WHAT YOU HAVE TO DO:
The whole set of entries is to be restated word for word.
-------- STORED DATA --------
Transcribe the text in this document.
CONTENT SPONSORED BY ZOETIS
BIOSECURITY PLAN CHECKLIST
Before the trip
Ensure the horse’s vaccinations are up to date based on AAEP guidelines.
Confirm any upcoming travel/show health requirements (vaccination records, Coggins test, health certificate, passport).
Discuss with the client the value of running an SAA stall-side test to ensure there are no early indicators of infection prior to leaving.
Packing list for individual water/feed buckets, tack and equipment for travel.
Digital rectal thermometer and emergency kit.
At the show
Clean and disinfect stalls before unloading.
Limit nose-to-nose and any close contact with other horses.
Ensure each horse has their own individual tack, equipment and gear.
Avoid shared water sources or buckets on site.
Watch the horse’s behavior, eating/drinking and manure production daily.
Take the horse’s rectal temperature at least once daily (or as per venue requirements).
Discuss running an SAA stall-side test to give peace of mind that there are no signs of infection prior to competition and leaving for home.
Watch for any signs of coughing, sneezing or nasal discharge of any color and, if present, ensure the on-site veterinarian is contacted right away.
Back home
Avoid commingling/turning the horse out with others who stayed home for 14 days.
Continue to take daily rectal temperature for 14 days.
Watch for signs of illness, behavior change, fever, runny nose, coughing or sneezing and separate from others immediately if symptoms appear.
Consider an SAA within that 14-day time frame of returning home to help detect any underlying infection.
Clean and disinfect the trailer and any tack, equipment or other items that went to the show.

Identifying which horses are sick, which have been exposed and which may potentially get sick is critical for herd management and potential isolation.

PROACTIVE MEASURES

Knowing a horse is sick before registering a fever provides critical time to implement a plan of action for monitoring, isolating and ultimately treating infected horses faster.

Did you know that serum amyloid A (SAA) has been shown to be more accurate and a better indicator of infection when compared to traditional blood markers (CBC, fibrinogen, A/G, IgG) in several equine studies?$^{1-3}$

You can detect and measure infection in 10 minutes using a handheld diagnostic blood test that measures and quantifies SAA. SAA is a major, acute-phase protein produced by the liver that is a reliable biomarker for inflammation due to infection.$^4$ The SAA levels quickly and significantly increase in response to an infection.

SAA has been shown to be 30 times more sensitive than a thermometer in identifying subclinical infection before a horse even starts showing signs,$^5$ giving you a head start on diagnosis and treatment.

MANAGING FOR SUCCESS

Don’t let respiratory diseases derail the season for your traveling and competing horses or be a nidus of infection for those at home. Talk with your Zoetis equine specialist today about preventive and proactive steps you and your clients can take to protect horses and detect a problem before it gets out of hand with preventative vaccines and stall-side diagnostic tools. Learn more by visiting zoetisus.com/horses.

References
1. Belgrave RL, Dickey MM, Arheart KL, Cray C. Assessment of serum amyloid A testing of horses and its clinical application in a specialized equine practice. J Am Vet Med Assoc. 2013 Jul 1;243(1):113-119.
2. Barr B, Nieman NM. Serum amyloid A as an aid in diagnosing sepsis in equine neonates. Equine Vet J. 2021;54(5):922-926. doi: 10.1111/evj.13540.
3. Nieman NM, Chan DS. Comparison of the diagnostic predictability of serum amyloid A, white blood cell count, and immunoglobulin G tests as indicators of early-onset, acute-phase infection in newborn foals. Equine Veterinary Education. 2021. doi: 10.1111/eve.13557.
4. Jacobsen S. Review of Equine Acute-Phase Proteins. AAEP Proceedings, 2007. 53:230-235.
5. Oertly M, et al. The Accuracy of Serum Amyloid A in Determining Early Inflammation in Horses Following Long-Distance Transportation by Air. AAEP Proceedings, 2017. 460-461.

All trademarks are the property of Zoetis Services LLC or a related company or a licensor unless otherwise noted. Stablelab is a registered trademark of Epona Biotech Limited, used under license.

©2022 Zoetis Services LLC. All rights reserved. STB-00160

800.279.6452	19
--------
EXPECTED ANSWER:
Transcribe the text in this document.
CONTENT SPONSORED BY ZOETIS
BIOSECURITY PLAN CHECKLIST
Before the trip
Ensure the horse’s vaccinations are up to date based on AAEP guidelines.
Confirm any upcoming travel/show health requirements (vaccination records, Coggins test, health certificate, passport).
Discuss with the client the value of running an SAA stall-side test to ensure there are no early indicators of infection prior to leaving.
Packing list for individual water/feed buckets, tack and equipment for travel.
Digital rectal thermometer and emergency kit.
At the show
Clean and disinfect stalls before unloading.
Limit nose-to-nose and any close contact with other horses.
Ensure each horse has their own individual tack, equipment and gear.
Avoid shared water sources or buckets on site.
Watch the horse’s behavior, eating/drinking and manure production daily.
Take the horse’s rectal temperature at least once daily (or as per venue requirements).
Discuss running an SAA stall-side test to give peace of mind that there are no signs of infection prior to competition and leaving for home.
Watch for any signs of coughing, sneezing or nasal discharge of any color and, if present, ensure the on-site veterinarian is contacted right away.
Back home
Avoid commingling/turning the horse out with others who stayed home for 14 days.
Continue to take daily rectal temperature for 14 days.
Watch for signs of illness, behavior change, fever, runny nose, coughing or sneezing and separate from others immediately if symptoms appear.
Consider an SAA within that 14-day time frame of returning home to help detect any underlying infection.
Clean and disinfect the trailer and any tack, equipment or other items that went to the show.

Identifying which horses are sick, which have been exposed and which may potentially get sick is critical for herd management and potential isolation.

PROACTIVE MEASURES

Knowing a horse is sick before registering a fever provides critical time to implement a plan of action for monitoring, isolating and ultimately treating infected horses faster.

Did you know that serum amyloid A (SAA) has been shown to be more accurate and a better indicator of infection when compared to traditional blood markers (CBC, fibrinogen, A/G, IgG) in several equine studies?$^{1-3}$

You can detect and measure infection in 10 minutes using a handheld diagnostic blood test that measures and quantifies SAA. SAA is a major, acute-phase protein produced by the liver that is a reliable biomarker for inflammation due to infection.$^4$ The SAA levels quickly and significantly increase in response to an infection.

SAA has been shown to be 30 times more sensitive than a thermometer in identifying subclinical infection before a horse even starts showing signs,$^5$ giving you a head start on diagnosis and treatment.

MANAGING FOR SUCCESS

Don’t let respiratory diseases derail the season for your traveling and competing horses or be a nidus of infection for those at home. Talk with your Zoetis equine specialist today about preventive and proactive steps you and your clients can take to protect horses and detect a problem before it gets out of hand with preventative vaccines and stall-side diagnostic tools. Learn more by visiting zoetisus.com/horses.

References
1. Belgrave RL, Dickey MM, Arheart KL, Cray C. Assessment of serum amyloid A testing of horses and its clinical application in a specialized equine practice. J Am Vet Med Assoc. 2013 Jul 1;243(1):113-119.
2. Barr B, Nieman NM. Serum amyloid A as an aid in diagnosing sepsis in equine neonates. Equine Vet J. 2021;54(5):922-926. doi: 10.1111/evj.13540.
3. Nieman NM, Chan DS. Comparison of the diagnostic predictability of serum amyloid A, white blood cell count, and immunoglobulin G tests as indicators of early-onset, acute-phase infection in newborn foals. Equine Veterinary Education. 2021. doi: 10.1111/eve.13557.
4. Jacobsen S. Review of Equine Acute-Phase Proteins. AAEP Proceedings, 2007. 53:230-235.
5. Oertly M, et al. The Accuracy of Serum Amyloid A in Determining Early Inflammation in Horses Following Long-Distance Transportation by Air. AAEP Proceedings, 2017. 460-461.

All trademarks are the property of Zoetis Services LLC or a related company or a licensor unless otherwise noted. Stablelab is a registered trademark of Epona Biotech Limited, used under license.

©2022 Zoetis Services LLC. All rights reserved. STB-00160

800.279.6452	19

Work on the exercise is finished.